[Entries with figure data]
* BEGIN *

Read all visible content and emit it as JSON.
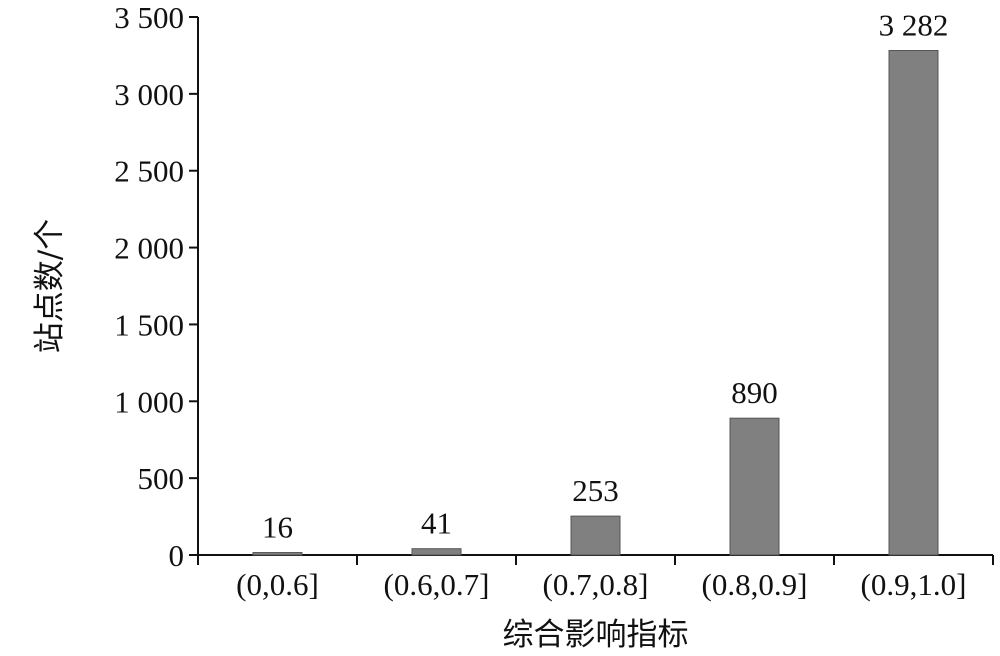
{
  "chart_data": {
    "type": "bar",
    "title": "",
    "xlabel": "综合影响指标",
    "ylabel": "站点数/个",
    "categories": [
      "(0,0.6]",
      "(0.6,0.7]",
      "(0.7,0.8]",
      "(0.8,0.9]",
      "(0.9,1.0]"
    ],
    "values": [
      16,
      41,
      253,
      890,
      3282
    ],
    "data_labels": [
      "16",
      "41",
      "253",
      "890",
      "3 282"
    ],
    "ylim": [
      0,
      3500
    ],
    "yticks": [
      0,
      500,
      1000,
      1500,
      2000,
      2500,
      3000,
      3500
    ],
    "ytick_labels": [
      "0",
      "500",
      "1 000",
      "1 500",
      "2 000",
      "2 500",
      "3 000",
      "3 500"
    ],
    "bar_color": "#808080",
    "grid": false,
    "legend": "none"
  }
}
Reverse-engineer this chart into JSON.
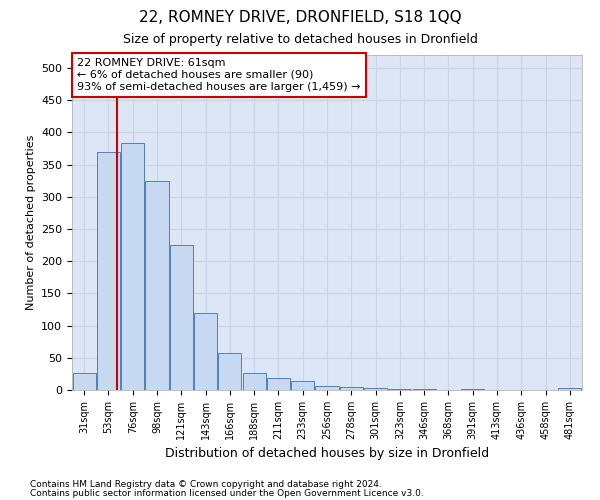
{
  "title1": "22, ROMNEY DRIVE, DRONFIELD, S18 1QQ",
  "title2": "Size of property relative to detached houses in Dronfield",
  "xlabel": "Distribution of detached houses by size in Dronfield",
  "ylabel": "Number of detached properties",
  "categories": [
    "31sqm",
    "53sqm",
    "76sqm",
    "98sqm",
    "121sqm",
    "143sqm",
    "166sqm",
    "188sqm",
    "211sqm",
    "233sqm",
    "256sqm",
    "278sqm",
    "301sqm",
    "323sqm",
    "346sqm",
    "368sqm",
    "391sqm",
    "413sqm",
    "436sqm",
    "458sqm",
    "481sqm"
  ],
  "values": [
    27,
    370,
    383,
    325,
    225,
    120,
    57,
    27,
    19,
    14,
    6,
    5,
    3,
    1,
    1,
    0,
    1,
    0,
    0,
    0,
    3
  ],
  "bar_color": "#c6d9f1",
  "bar_edge_color": "#4f81bd",
  "marker_label": "22 ROMNEY DRIVE: 61sqm",
  "annotation_line1": "← 6% of detached houses are smaller (90)",
  "annotation_line2": "93% of semi-detached houses are larger (1,459) →",
  "annotation_box_color": "#ffffff",
  "annotation_box_edge": "#cc0000",
  "marker_line_color": "#cc0000",
  "ylim": [
    0,
    520
  ],
  "yticks": [
    0,
    50,
    100,
    150,
    200,
    250,
    300,
    350,
    400,
    450,
    500
  ],
  "footnote1": "Contains HM Land Registry data © Crown copyright and database right 2024.",
  "footnote2": "Contains public sector information licensed under the Open Government Licence v3.0.",
  "grid_color": "#c8d4e8",
  "bg_color": "#dce6f5"
}
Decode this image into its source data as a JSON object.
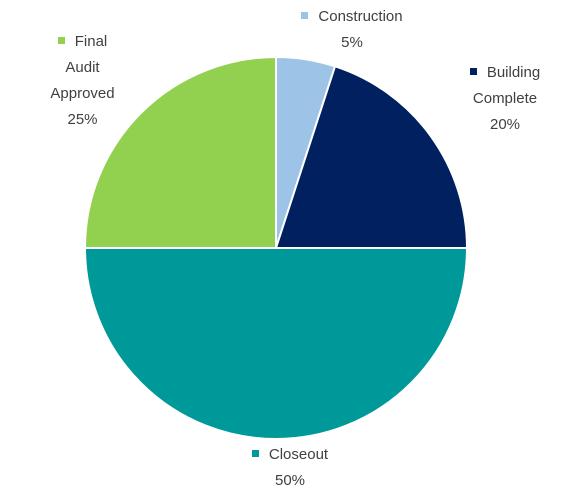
{
  "chart_data": {
    "type": "pie",
    "categories": [
      "Construction",
      "Building Complete",
      "Closeout",
      "Final Audit Approved"
    ],
    "values": [
      5,
      20,
      50,
      25
    ],
    "value_labels": [
      "5%",
      "20%",
      "50%",
      "25%"
    ],
    "colors": [
      "#9dc3e6",
      "#002060",
      "#009999",
      "#92d050"
    ]
  }
}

* END *

Copy the whole of the material above exactly, but not its images.

__Result of the task__.
Read all visible content and emit it as JSON.
{
  "chart_data": {
    "type": "bar",
    "title": "",
    "xlabel": "综合影响指标",
    "ylabel": "站点数/个",
    "categories": [
      "(0,0.6]",
      "(0.6,0.7]",
      "(0.7,0.8]",
      "(0.8,0.9]",
      "(0.9,1.0]"
    ],
    "values": [
      16,
      41,
      253,
      890,
      3282
    ],
    "data_labels": [
      "16",
      "41",
      "253",
      "890",
      "3 282"
    ],
    "ylim": [
      0,
      3500
    ],
    "yticks": [
      0,
      500,
      1000,
      1500,
      2000,
      2500,
      3000,
      3500
    ],
    "ytick_labels": [
      "0",
      "500",
      "1 000",
      "1 500",
      "2 000",
      "2 500",
      "3 000",
      "3 500"
    ],
    "bar_color": "#808080",
    "grid": false,
    "legend": "none"
  }
}
Reverse-engineer this chart into JSON.
{
  "title1": "22, ROMNEY DRIVE, DRONFIELD, S18 1QQ",
  "title2": "Size of property relative to detached houses in Dronfield",
  "xlabel": "Distribution of detached houses by size in Dronfield",
  "ylabel": "Number of detached properties",
  "categories": [
    "31sqm",
    "53sqm",
    "76sqm",
    "98sqm",
    "121sqm",
    "143sqm",
    "166sqm",
    "188sqm",
    "211sqm",
    "233sqm",
    "256sqm",
    "278sqm",
    "301sqm",
    "323sqm",
    "346sqm",
    "368sqm",
    "391sqm",
    "413sqm",
    "436sqm",
    "458sqm",
    "481sqm"
  ],
  "values": [
    27,
    370,
    383,
    325,
    225,
    120,
    57,
    27,
    19,
    14,
    6,
    5,
    3,
    1,
    1,
    0,
    1,
    0,
    0,
    0,
    3
  ],
  "bar_color": "#c6d9f1",
  "bar_edge_color": "#4f81bd",
  "marker_label": "22 ROMNEY DRIVE: 61sqm",
  "annotation_line1": "← 6% of detached houses are smaller (90)",
  "annotation_line2": "93% of semi-detached houses are larger (1,459) →",
  "annotation_box_color": "#ffffff",
  "annotation_box_edge": "#cc0000",
  "marker_line_color": "#cc0000",
  "ylim": [
    0,
    520
  ],
  "yticks": [
    0,
    50,
    100,
    150,
    200,
    250,
    300,
    350,
    400,
    450,
    500
  ],
  "footnote1": "Contains HM Land Registry data © Crown copyright and database right 2024.",
  "footnote2": "Contains public sector information licensed under the Open Government Licence v3.0.",
  "grid_color": "#c8d4e8",
  "bg_color": "#dce6f5"
}
Decode this image into its source data as a JSON object.
{
  "chart_data": {
    "type": "pie",
    "categories": [
      "Construction",
      "Building Complete",
      "Closeout",
      "Final Audit Approved"
    ],
    "values": [
      5,
      20,
      50,
      25
    ],
    "value_labels": [
      "5%",
      "20%",
      "50%",
      "25%"
    ],
    "colors": [
      "#9dc3e6",
      "#002060",
      "#009999",
      "#92d050"
    ]
  }
}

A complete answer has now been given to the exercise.